Exercise: Without including any pictures, copy each entry below exactly.

** Begin Exercise materials **

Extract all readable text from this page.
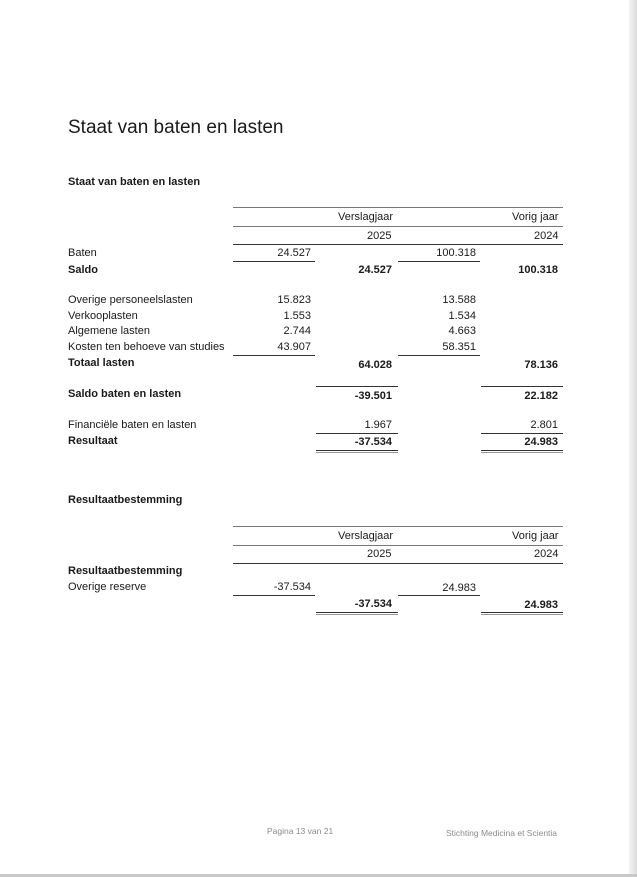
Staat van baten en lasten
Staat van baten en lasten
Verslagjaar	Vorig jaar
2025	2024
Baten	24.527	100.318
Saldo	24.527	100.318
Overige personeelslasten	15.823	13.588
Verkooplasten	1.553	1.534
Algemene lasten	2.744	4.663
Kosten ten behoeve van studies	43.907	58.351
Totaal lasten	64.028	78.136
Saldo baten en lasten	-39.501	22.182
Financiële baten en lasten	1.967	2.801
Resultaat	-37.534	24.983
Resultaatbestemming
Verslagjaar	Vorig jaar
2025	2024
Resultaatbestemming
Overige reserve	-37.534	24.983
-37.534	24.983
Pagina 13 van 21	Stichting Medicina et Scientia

** End Exercise materials **

Final result:
Extract all readable text from this page.
Staat van baten en lasten
Staat van baten en lasten
Verslagjaar	Vorig jaar
2025	2024
Baten	24.527	100.318
Saldo	24.527	100.318
Overige personeelslasten	15.823	13.588
Verkooplasten	1.553	1.534
Algemene lasten	2.744	4.663
Kosten ten behoeve van studies	43.907	58.351
Totaal lasten	64.028	78.136
Saldo baten en lasten	-39.501	22.182
Financiële baten en lasten	1.967	2.801
Resultaat	-37.534	24.983
Resultaatbestemming
Verslagjaar	Vorig jaar
2025	2024
Resultaatbestemming
Overige reserve	-37.534	24.983
-37.534	24.983
Pagina 13 van 21	Stichting Medicina et Scientia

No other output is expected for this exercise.